Stored data:
<<<<
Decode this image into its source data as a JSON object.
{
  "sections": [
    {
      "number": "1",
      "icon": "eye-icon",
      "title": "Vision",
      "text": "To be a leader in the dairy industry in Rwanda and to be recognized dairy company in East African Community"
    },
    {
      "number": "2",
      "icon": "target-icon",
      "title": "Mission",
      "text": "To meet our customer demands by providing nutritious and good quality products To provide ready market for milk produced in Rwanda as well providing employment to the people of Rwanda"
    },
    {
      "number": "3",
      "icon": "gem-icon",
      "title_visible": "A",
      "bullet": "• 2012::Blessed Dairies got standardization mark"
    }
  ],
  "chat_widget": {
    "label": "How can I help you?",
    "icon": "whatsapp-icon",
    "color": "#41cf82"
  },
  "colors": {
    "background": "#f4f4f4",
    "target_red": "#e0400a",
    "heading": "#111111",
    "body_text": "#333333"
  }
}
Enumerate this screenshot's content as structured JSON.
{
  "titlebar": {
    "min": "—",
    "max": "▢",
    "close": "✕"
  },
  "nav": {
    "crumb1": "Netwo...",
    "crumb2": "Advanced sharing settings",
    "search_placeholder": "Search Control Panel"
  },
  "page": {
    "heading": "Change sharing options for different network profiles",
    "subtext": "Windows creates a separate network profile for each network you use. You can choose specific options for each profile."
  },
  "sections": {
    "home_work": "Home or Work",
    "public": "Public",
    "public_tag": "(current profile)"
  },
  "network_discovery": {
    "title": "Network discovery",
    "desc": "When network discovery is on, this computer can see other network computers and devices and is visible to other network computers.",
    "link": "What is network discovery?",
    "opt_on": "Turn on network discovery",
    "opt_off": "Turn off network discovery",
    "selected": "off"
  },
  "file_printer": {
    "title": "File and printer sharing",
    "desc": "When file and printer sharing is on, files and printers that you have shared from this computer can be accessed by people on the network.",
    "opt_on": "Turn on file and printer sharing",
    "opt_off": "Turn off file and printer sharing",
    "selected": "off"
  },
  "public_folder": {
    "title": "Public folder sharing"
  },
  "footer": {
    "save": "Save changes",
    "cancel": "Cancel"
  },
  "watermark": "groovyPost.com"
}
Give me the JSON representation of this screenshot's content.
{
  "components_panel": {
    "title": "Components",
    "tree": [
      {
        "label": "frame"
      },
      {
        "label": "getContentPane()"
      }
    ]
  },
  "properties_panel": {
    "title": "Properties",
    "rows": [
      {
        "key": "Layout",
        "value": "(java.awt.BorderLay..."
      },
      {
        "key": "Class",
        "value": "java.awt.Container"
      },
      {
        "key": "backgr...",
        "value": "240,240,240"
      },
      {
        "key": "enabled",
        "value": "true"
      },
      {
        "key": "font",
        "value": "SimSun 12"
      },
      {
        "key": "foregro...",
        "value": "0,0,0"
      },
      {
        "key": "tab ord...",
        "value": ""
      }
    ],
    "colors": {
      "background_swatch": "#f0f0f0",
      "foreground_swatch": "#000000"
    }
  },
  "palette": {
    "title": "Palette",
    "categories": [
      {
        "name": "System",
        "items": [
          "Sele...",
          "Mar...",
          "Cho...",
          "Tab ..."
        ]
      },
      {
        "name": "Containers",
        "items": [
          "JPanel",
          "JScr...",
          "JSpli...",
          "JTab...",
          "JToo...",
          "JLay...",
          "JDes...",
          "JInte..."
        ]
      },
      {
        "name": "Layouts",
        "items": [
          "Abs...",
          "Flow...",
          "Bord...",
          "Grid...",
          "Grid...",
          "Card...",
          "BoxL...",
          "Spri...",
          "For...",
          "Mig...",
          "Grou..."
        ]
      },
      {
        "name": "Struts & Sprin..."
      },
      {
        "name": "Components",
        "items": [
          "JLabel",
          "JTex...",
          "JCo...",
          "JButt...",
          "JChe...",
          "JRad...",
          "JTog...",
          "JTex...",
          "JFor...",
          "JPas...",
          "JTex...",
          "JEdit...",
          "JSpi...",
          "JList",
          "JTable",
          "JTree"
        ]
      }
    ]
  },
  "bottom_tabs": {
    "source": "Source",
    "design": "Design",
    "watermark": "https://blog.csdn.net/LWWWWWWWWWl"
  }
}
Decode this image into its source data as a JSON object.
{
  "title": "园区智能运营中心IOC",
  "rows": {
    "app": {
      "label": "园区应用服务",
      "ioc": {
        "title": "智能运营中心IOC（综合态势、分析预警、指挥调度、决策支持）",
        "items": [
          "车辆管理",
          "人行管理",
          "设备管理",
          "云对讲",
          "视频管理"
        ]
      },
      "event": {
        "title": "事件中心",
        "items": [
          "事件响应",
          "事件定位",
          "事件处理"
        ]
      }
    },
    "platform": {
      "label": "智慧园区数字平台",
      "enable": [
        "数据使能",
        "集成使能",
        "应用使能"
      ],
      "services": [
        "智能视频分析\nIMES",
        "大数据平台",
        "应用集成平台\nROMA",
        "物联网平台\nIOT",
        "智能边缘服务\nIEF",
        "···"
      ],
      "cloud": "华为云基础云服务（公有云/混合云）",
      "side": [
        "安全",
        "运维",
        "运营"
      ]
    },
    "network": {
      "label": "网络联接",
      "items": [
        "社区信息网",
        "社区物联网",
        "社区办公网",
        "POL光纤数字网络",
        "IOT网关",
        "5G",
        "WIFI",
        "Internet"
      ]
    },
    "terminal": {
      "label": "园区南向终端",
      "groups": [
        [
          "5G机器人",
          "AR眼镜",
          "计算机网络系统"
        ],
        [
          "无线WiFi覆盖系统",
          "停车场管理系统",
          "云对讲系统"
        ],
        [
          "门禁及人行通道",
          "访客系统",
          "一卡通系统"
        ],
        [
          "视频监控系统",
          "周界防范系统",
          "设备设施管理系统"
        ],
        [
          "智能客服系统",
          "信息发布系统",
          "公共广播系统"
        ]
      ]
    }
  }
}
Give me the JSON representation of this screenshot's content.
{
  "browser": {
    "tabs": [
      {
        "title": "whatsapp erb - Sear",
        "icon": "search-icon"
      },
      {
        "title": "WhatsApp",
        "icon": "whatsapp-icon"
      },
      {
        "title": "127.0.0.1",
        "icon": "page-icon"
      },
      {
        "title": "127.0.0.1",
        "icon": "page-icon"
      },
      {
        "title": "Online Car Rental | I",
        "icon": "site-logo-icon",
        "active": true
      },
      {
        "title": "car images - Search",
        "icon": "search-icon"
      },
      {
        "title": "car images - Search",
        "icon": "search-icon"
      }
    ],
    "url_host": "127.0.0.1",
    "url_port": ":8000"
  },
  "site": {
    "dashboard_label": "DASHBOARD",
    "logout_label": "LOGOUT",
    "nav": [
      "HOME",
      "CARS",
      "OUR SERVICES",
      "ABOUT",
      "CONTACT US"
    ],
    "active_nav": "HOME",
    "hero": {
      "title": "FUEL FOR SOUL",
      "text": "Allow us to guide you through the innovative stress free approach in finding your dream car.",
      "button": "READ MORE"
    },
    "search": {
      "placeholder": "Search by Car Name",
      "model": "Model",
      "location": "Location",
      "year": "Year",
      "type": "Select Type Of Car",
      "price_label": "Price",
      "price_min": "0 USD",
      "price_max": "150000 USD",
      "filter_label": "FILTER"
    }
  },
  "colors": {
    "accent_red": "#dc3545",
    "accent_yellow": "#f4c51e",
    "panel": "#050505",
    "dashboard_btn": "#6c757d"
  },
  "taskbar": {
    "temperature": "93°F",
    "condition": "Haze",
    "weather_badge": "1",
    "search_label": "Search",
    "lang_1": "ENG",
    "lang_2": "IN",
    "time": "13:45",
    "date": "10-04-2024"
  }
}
>>>>
- **EXERCISE**
Print all the data exactly.

- **FINISHED ANSWER**
Decode this image into its source data as a JSON object.
{
  "sections": [
    {
      "number": "1",
      "icon": "eye-icon",
      "title": "Vision",
      "text": "To be a leader in the dairy industry in Rwanda and to be recognized dairy company in East African Community"
    },
    {
      "number": "2",
      "icon": "target-icon",
      "title": "Mission",
      "text": "To meet our customer demands by providing nutritious and good quality products To provide ready market for milk produced in Rwanda as well providing employment to the people of Rwanda"
    },
    {
      "number": "3",
      "icon": "gem-icon",
      "title_visible": "A",
      "bullet": "• 2012::Blessed Dairies got standardization mark"
    }
  ],
  "chat_widget": {
    "label": "How can I help you?",
    "icon": "whatsapp-icon",
    "color": "#41cf82"
  },
  "colors": {
    "background": "#f4f4f4",
    "target_red": "#e0400a",
    "heading": "#111111",
    "body_text": "#333333"
  }
}
Enumerate this screenshot's content as structured JSON.
{
  "titlebar": {
    "min": "—",
    "max": "▢",
    "close": "✕"
  },
  "nav": {
    "crumb1": "Netwo...",
    "crumb2": "Advanced sharing settings",
    "search_placeholder": "Search Control Panel"
  },
  "page": {
    "heading": "Change sharing options for different network profiles",
    "subtext": "Windows creates a separate network profile for each network you use. You can choose specific options for each profile."
  },
  "sections": {
    "home_work": "Home or Work",
    "public": "Public",
    "public_tag": "(current profile)"
  },
  "network_discovery": {
    "title": "Network discovery",
    "desc": "When network discovery is on, this computer can see other network computers and devices and is visible to other network computers.",
    "link": "What is network discovery?",
    "opt_on": "Turn on network discovery",
    "opt_off": "Turn off network discovery",
    "selected": "off"
  },
  "file_printer": {
    "title": "File and printer sharing",
    "desc": "When file and printer sharing is on, files and printers that you have shared from this computer can be accessed by people on the network.",
    "opt_on": "Turn on file and printer sharing",
    "opt_off": "Turn off file and printer sharing",
    "selected": "off"
  },
  "public_folder": {
    "title": "Public folder sharing"
  },
  "footer": {
    "save": "Save changes",
    "cancel": "Cancel"
  },
  "watermark": "groovyPost.com"
}
Give me the JSON representation of this screenshot's content.
{
  "components_panel": {
    "title": "Components",
    "tree": [
      {
        "label": "frame"
      },
      {
        "label": "getContentPane()"
      }
    ]
  },
  "properties_panel": {
    "title": "Properties",
    "rows": [
      {
        "key": "Layout",
        "value": "(java.awt.BorderLay..."
      },
      {
        "key": "Class",
        "value": "java.awt.Container"
      },
      {
        "key": "backgr...",
        "value": "240,240,240"
      },
      {
        "key": "enabled",
        "value": "true"
      },
      {
        "key": "font",
        "value": "SimSun 12"
      },
      {
        "key": "foregro...",
        "value": "0,0,0"
      },
      {
        "key": "tab ord...",
        "value": ""
      }
    ],
    "colors": {
      "background_swatch": "#f0f0f0",
      "foreground_swatch": "#000000"
    }
  },
  "palette": {
    "title": "Palette",
    "categories": [
      {
        "name": "System",
        "items": [
          "Sele...",
          "Mar...",
          "Cho...",
          "Tab ..."
        ]
      },
      {
        "name": "Containers",
        "items": [
          "JPanel",
          "JScr...",
          "JSpli...",
          "JTab...",
          "JToo...",
          "JLay...",
          "JDes...",
          "JInte..."
        ]
      },
      {
        "name": "Layouts",
        "items": [
          "Abs...",
          "Flow...",
          "Bord...",
          "Grid...",
          "Grid...",
          "Card...",
          "BoxL...",
          "Spri...",
          "For...",
          "Mig...",
          "Grou..."
        ]
      },
      {
        "name": "Struts & Sprin..."
      },
      {
        "name": "Components",
        "items": [
          "JLabel",
          "JTex...",
          "JCo...",
          "JButt...",
          "JChe...",
          "JRad...",
          "JTog...",
          "JTex...",
          "JFor...",
          "JPas...",
          "JTex...",
          "JEdit...",
          "JSpi...",
          "JList",
          "JTable",
          "JTree"
        ]
      }
    ]
  },
  "bottom_tabs": {
    "source": "Source",
    "design": "Design",
    "watermark": "https://blog.csdn.net/LWWWWWWWWWl"
  }
}
Decode this image into its source data as a JSON object.
{
  "title": "园区智能运营中心IOC",
  "rows": {
    "app": {
      "label": "园区应用服务",
      "ioc": {
        "title": "智能运营中心IOC（综合态势、分析预警、指挥调度、决策支持）",
        "items": [
          "车辆管理",
          "人行管理",
          "设备管理",
          "云对讲",
          "视频管理"
        ]
      },
      "event": {
        "title": "事件中心",
        "items": [
          "事件响应",
          "事件定位",
          "事件处理"
        ]
      }
    },
    "platform": {
      "label": "智慧园区数字平台",
      "enable": [
        "数据使能",
        "集成使能",
        "应用使能"
      ],
      "services": [
        "智能视频分析\nIMES",
        "大数据平台",
        "应用集成平台\nROMA",
        "物联网平台\nIOT",
        "智能边缘服务\nIEF",
        "···"
      ],
      "cloud": "华为云基础云服务（公有云/混合云）",
      "side": [
        "安全",
        "运维",
        "运营"
      ]
    },
    "network": {
      "label": "网络联接",
      "items": [
        "社区信息网",
        "社区物联网",
        "社区办公网",
        "POL光纤数字网络",
        "IOT网关",
        "5G",
        "WIFI",
        "Internet"
      ]
    },
    "terminal": {
      "label": "园区南向终端",
      "groups": [
        [
          "5G机器人",
          "AR眼镜",
          "计算机网络系统"
        ],
        [
          "无线WiFi覆盖系统",
          "停车场管理系统",
          "云对讲系统"
        ],
        [
          "门禁及人行通道",
          "访客系统",
          "一卡通系统"
        ],
        [
          "视频监控系统",
          "周界防范系统",
          "设备设施管理系统"
        ],
        [
          "智能客服系统",
          "信息发布系统",
          "公共广播系统"
        ]
      ]
    }
  }
}
Give me the JSON representation of this screenshot's content.
{
  "browser": {
    "tabs": [
      {
        "title": "whatsapp erb - Sear",
        "icon": "search-icon"
      },
      {
        "title": "WhatsApp",
        "icon": "whatsapp-icon"
      },
      {
        "title": "127.0.0.1",
        "icon": "page-icon"
      },
      {
        "title": "127.0.0.1",
        "icon": "page-icon"
      },
      {
        "title": "Online Car Rental | I",
        "icon": "site-logo-icon",
        "active": true
      },
      {
        "title": "car images - Search",
        "icon": "search-icon"
      },
      {
        "title": "car images - Search",
        "icon": "search-icon"
      }
    ],
    "url_host": "127.0.0.1",
    "url_port": ":8000"
  },
  "site": {
    "dashboard_label": "DASHBOARD",
    "logout_label": "LOGOUT",
    "nav": [
      "HOME",
      "CARS",
      "OUR SERVICES",
      "ABOUT",
      "CONTACT US"
    ],
    "active_nav": "HOME",
    "hero": {
      "title": "FUEL FOR SOUL",
      "text": "Allow us to guide you through the innovative stress free approach in finding your dream car.",
      "button": "READ MORE"
    },
    "search": {
      "placeholder": "Search by Car Name",
      "model": "Model",
      "location": "Location",
      "year": "Year",
      "type": "Select Type Of Car",
      "price_label": "Price",
      "price_min": "0 USD",
      "price_max": "150000 USD",
      "filter_label": "FILTER"
    }
  },
  "colors": {
    "accent_red": "#dc3545",
    "accent_yellow": "#f4c51e",
    "panel": "#050505",
    "dashboard_btn": "#6c757d"
  },
  "taskbar": {
    "temperature": "93°F",
    "condition": "Haze",
    "weather_badge": "1",
    "search_label": "Search",
    "lang_1": "ENG",
    "lang_2": "IN",
    "time": "13:45",
    "date": "10-04-2024"
  }
}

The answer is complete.